Study material
*** Block opens ***

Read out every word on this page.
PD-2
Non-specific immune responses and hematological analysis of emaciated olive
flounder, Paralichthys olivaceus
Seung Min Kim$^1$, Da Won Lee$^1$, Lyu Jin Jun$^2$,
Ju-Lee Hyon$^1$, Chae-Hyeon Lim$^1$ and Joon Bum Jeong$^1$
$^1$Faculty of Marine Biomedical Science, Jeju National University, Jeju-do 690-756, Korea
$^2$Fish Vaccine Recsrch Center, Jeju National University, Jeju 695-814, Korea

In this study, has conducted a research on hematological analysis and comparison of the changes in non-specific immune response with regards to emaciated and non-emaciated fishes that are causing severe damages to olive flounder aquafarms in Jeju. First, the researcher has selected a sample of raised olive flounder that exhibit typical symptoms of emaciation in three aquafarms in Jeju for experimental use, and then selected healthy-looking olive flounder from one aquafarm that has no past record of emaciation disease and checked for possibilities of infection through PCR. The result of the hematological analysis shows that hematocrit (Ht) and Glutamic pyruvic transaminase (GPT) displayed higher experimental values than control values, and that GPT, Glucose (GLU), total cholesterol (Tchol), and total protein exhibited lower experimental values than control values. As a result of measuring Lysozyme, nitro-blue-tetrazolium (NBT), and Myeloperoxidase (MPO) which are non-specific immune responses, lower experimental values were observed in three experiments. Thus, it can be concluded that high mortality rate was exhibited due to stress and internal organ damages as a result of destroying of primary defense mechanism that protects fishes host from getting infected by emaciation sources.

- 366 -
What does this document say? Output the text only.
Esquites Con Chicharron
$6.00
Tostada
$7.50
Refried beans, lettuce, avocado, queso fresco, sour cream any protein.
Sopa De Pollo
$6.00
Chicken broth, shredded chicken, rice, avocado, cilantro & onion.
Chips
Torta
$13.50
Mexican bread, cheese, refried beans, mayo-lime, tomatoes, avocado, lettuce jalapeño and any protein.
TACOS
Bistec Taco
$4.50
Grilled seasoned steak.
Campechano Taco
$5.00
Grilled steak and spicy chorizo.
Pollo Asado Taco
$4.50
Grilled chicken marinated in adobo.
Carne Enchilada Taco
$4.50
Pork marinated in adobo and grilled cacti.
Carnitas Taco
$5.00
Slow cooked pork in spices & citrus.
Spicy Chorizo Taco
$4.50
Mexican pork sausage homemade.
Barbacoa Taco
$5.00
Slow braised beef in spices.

*** Block closes ***

Assigned task
Restate every record word for word.

Task result
Read out every word on this page.
PD-2
Non-specific immune responses and hematological analysis of emaciated olive
flounder, Paralichthys olivaceus
Seung Min Kim$^1$, Da Won Lee$^1$, Lyu Jin Jun$^2$,
Ju-Lee Hyon$^1$, Chae-Hyeon Lim$^1$ and Joon Bum Jeong$^1$
$^1$Faculty of Marine Biomedical Science, Jeju National University, Jeju-do 690-756, Korea
$^2$Fish Vaccine Recsrch Center, Jeju National University, Jeju 695-814, Korea

In this study, has conducted a research on hematological analysis and comparison of the changes in non-specific immune response with regards to emaciated and non-emaciated fishes that are causing severe damages to olive flounder aquafarms in Jeju. First, the researcher has selected a sample of raised olive flounder that exhibit typical symptoms of emaciation in three aquafarms in Jeju for experimental use, and then selected healthy-looking olive flounder from one aquafarm that has no past record of emaciation disease and checked for possibilities of infection through PCR. The result of the hematological analysis shows that hematocrit (Ht) and Glutamic pyruvic transaminase (GPT) displayed higher experimental values than control values, and that GPT, Glucose (GLU), total cholesterol (Tchol), and total protein exhibited lower experimental values than control values. As a result of measuring Lysozyme, nitro-blue-tetrazolium (NBT), and Myeloperoxidase (MPO) which are non-specific immune responses, lower experimental values were observed in three experiments. Thus, it can be concluded that high mortality rate was exhibited due to stress and internal organ damages as a result of destroying of primary defense mechanism that protects fishes host from getting infected by emaciation sources.

- 366 -
What does this document say? Output the text only.
Esquites Con Chicharron
$6.00
Tostada
$7.50
Refried beans, lettuce, avocado, queso fresco, sour cream any protein.
Sopa De Pollo
$6.00
Chicken broth, shredded chicken, rice, avocado, cilantro & onion.
Chips
Torta
$13.50
Mexican bread, cheese, refried beans, mayo-lime, tomatoes, avocado, lettuce jalapeño and any protein.
TACOS
Bistec Taco
$4.50
Grilled seasoned steak.
Campechano Taco
$5.00
Grilled steak and spicy chorizo.
Pollo Asado Taco
$4.50
Grilled chicken marinated in adobo.
Carne Enchilada Taco
$4.50
Pork marinated in adobo and grilled cacti.
Carnitas Taco
$5.00
Slow cooked pork in spices & citrus.
Spicy Chorizo Taco
$4.50
Mexican pork sausage homemade.
Barbacoa Taco
$5.00
Slow braised beef in spices.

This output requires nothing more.